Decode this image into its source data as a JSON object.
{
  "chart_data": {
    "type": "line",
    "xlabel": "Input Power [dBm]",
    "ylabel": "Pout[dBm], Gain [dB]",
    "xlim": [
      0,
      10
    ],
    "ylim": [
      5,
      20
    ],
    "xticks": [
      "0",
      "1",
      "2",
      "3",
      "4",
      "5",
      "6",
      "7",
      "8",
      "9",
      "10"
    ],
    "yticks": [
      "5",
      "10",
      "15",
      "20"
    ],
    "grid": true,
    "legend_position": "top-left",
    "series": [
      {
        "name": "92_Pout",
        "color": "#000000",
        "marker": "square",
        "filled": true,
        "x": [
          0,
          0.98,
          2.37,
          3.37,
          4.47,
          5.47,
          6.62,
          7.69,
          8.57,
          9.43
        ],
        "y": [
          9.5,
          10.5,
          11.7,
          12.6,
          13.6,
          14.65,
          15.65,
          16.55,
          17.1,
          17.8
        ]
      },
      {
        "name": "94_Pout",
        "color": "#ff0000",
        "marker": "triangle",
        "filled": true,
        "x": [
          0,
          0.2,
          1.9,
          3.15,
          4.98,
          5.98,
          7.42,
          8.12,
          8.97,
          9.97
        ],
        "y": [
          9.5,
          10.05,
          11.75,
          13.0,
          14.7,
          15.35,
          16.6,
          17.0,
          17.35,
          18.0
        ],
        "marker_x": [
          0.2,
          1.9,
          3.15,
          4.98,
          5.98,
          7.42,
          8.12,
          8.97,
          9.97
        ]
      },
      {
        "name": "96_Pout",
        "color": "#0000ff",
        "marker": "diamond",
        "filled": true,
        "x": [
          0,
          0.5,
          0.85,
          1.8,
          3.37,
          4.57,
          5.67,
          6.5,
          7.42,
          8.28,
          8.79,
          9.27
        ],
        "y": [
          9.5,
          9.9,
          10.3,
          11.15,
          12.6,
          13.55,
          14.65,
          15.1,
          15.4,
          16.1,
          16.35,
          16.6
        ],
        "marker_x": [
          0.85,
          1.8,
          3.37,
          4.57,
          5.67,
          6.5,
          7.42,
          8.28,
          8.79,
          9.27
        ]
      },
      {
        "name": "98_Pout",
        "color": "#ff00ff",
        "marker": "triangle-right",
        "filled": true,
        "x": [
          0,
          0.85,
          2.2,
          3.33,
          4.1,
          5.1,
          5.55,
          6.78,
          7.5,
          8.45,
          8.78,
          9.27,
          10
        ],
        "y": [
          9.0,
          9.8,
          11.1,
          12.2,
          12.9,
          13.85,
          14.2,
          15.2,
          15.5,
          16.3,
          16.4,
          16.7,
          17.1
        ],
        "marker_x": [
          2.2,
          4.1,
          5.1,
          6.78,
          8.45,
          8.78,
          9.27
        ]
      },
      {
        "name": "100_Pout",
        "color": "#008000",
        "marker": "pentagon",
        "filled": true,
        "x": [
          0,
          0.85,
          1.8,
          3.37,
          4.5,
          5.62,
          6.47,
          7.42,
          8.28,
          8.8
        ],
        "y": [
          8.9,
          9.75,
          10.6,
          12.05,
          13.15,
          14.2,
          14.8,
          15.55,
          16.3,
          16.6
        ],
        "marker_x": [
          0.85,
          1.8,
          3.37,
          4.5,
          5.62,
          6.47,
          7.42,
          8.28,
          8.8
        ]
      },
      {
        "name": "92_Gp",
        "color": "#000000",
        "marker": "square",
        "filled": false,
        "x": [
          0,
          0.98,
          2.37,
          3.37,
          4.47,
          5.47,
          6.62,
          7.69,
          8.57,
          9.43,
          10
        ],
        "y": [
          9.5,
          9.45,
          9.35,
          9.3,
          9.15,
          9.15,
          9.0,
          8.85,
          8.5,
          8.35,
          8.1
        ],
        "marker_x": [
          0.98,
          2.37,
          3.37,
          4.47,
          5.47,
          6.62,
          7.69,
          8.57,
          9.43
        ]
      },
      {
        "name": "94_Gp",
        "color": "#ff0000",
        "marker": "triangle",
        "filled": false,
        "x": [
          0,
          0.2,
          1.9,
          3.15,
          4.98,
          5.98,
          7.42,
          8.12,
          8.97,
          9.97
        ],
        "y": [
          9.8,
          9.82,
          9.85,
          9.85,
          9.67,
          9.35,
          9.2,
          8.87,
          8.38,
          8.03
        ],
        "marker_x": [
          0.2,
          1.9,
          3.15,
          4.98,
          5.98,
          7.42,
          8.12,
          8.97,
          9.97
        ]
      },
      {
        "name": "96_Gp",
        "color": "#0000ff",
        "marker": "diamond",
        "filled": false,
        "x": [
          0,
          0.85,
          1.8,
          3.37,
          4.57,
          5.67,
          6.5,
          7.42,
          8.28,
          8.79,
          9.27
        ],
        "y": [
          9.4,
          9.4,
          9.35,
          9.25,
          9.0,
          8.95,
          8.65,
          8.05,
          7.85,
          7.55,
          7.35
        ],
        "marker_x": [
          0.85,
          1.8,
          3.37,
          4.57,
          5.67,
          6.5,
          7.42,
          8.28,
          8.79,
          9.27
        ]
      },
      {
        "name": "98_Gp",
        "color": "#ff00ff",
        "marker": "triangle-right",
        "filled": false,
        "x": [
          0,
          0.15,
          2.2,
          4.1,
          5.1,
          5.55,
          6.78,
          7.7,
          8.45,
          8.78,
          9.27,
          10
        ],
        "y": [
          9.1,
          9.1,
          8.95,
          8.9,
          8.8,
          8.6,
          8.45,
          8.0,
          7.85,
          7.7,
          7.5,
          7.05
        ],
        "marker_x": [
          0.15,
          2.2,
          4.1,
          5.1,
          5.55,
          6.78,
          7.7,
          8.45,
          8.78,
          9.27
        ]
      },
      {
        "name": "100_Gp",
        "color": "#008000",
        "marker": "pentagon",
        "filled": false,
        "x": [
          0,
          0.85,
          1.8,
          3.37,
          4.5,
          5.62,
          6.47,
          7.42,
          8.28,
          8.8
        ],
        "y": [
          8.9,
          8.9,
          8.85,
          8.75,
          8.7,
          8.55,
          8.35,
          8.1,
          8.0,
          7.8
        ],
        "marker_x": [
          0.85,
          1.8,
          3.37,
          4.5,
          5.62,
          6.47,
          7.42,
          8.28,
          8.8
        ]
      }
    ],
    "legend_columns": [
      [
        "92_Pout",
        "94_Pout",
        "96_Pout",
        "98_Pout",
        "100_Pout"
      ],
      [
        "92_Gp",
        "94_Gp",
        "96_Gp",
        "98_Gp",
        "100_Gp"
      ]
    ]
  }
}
============
Print the whole listing again, exactly.

Decode this image into its source data as a JSON object.
{
  "chart_data": {
    "type": "line",
    "xlabel": "Input Power [dBm]",
    "ylabel": "Pout[dBm], Gain [dB]",
    "xlim": [
      0,
      10
    ],
    "ylim": [
      5,
      20
    ],
    "xticks": [
      "0",
      "1",
      "2",
      "3",
      "4",
      "5",
      "6",
      "7",
      "8",
      "9",
      "10"
    ],
    "yticks": [
      "5",
      "10",
      "15",
      "20"
    ],
    "grid": true,
    "legend_position": "top-left",
    "series": [
      {
        "name": "92_Pout",
        "color": "#000000",
        "marker": "square",
        "filled": true,
        "x": [
          0,
          0.98,
          2.37,
          3.37,
          4.47,
          5.47,
          6.62,
          7.69,
          8.57,
          9.43
        ],
        "y": [
          9.5,
          10.5,
          11.7,
          12.6,
          13.6,
          14.65,
          15.65,
          16.55,
          17.1,
          17.8
        ]
      },
      {
        "name": "94_Pout",
        "color": "#ff0000",
        "marker": "triangle",
        "filled": true,
        "x": [
          0,
          0.2,
          1.9,
          3.15,
          4.98,
          5.98,
          7.42,
          8.12,
          8.97,
          9.97
        ],
        "y": [
          9.5,
          10.05,
          11.75,
          13.0,
          14.7,
          15.35,
          16.6,
          17.0,
          17.35,
          18.0
        ],
        "marker_x": [
          0.2,
          1.9,
          3.15,
          4.98,
          5.98,
          7.42,
          8.12,
          8.97,
          9.97
        ]
      },
      {
        "name": "96_Pout",
        "color": "#0000ff",
        "marker": "diamond",
        "filled": true,
        "x": [
          0,
          0.5,
          0.85,
          1.8,
          3.37,
          4.57,
          5.67,
          6.5,
          7.42,
          8.28,
          8.79,
          9.27
        ],
        "y": [
          9.5,
          9.9,
          10.3,
          11.15,
          12.6,
          13.55,
          14.65,
          15.1,
          15.4,
          16.1,
          16.35,
          16.6
        ],
        "marker_x": [
          0.85,
          1.8,
          3.37,
          4.57,
          5.67,
          6.5,
          7.42,
          8.28,
          8.79,
          9.27
        ]
      },
      {
        "name": "98_Pout",
        "color": "#ff00ff",
        "marker": "triangle-right",
        "filled": true,
        "x": [
          0,
          0.85,
          2.2,
          3.33,
          4.1,
          5.1,
          5.55,
          6.78,
          7.5,
          8.45,
          8.78,
          9.27,
          10
        ],
        "y": [
          9.0,
          9.8,
          11.1,
          12.2,
          12.9,
          13.85,
          14.2,
          15.2,
          15.5,
          16.3,
          16.4,
          16.7,
          17.1
        ],
        "marker_x": [
          2.2,
          4.1,
          5.1,
          6.78,
          8.45,
          8.78,
          9.27
        ]
      },
      {
        "name": "100_Pout",
        "color": "#008000",
        "marker": "pentagon",
        "filled": true,
        "x": [
          0,
          0.85,
          1.8,
          3.37,
          4.5,
          5.62,
          6.47,
          7.42,
          8.28,
          8.8
        ],
        "y": [
          8.9,
          9.75,
          10.6,
          12.05,
          13.15,
          14.2,
          14.8,
          15.55,
          16.3,
          16.6
        ],
        "marker_x": [
          0.85,
          1.8,
          3.37,
          4.5,
          5.62,
          6.47,
          7.42,
          8.28,
          8.8
        ]
      },
      {
        "name": "92_Gp",
        "color": "#000000",
        "marker": "square",
        "filled": false,
        "x": [
          0,
          0.98,
          2.37,
          3.37,
          4.47,
          5.47,
          6.62,
          7.69,
          8.57,
          9.43,
          10
        ],
        "y": [
          9.5,
          9.45,
          9.35,
          9.3,
          9.15,
          9.15,
          9.0,
          8.85,
          8.5,
          8.35,
          8.1
        ],
        "marker_x": [
          0.98,
          2.37,
          3.37,
          4.47,
          5.47,
          6.62,
          7.69,
          8.57,
          9.43
        ]
      },
      {
        "name": "94_Gp",
        "color": "#ff0000",
        "marker": "triangle",
        "filled": false,
        "x": [
          0,
          0.2,
          1.9,
          3.15,
          4.98,
          5.98,
          7.42,
          8.12,
          8.97,
          9.97
        ],
        "y": [
          9.8,
          9.82,
          9.85,
          9.85,
          9.67,
          9.35,
          9.2,
          8.87,
          8.38,
          8.03
        ],
        "marker_x": [
          0.2,
          1.9,
          3.15,
          4.98,
          5.98,
          7.42,
          8.12,
          8.97,
          9.97
        ]
      },
      {
        "name": "96_Gp",
        "color": "#0000ff",
        "marker": "diamond",
        "filled": false,
        "x": [
          0,
          0.85,
          1.8,
          3.37,
          4.57,
          5.67,
          6.5,
          7.42,
          8.28,
          8.79,
          9.27
        ],
        "y": [
          9.4,
          9.4,
          9.35,
          9.25,
          9.0,
          8.95,
          8.65,
          8.05,
          7.85,
          7.55,
          7.35
        ],
        "marker_x": [
          0.85,
          1.8,
          3.37,
          4.57,
          5.67,
          6.5,
          7.42,
          8.28,
          8.79,
          9.27
        ]
      },
      {
        "name": "98_Gp",
        "color": "#ff00ff",
        "marker": "triangle-right",
        "filled": false,
        "x": [
          0,
          0.15,
          2.2,
          4.1,
          5.1,
          5.55,
          6.78,
          7.7,
          8.45,
          8.78,
          9.27,
          10
        ],
        "y": [
          9.1,
          9.1,
          8.95,
          8.9,
          8.8,
          8.6,
          8.45,
          8.0,
          7.85,
          7.7,
          7.5,
          7.05
        ],
        "marker_x": [
          0.15,
          2.2,
          4.1,
          5.1,
          5.55,
          6.78,
          7.7,
          8.45,
          8.78,
          9.27
        ]
      },
      {
        "name": "100_Gp",
        "color": "#008000",
        "marker": "pentagon",
        "filled": false,
        "x": [
          0,
          0.85,
          1.8,
          3.37,
          4.5,
          5.62,
          6.47,
          7.42,
          8.28,
          8.8
        ],
        "y": [
          8.9,
          8.9,
          8.85,
          8.75,
          8.7,
          8.55,
          8.35,
          8.1,
          8.0,
          7.8
        ],
        "marker_x": [
          0.85,
          1.8,
          3.37,
          4.5,
          5.62,
          6.47,
          7.42,
          8.28,
          8.8
        ]
      }
    ],
    "legend_columns": [
      [
        "92_Pout",
        "94_Pout",
        "96_Pout",
        "98_Pout",
        "100_Pout"
      ],
      [
        "92_Gp",
        "94_Gp",
        "96_Gp",
        "98_Gp",
        "100_Gp"
      ]
    ]
  }
}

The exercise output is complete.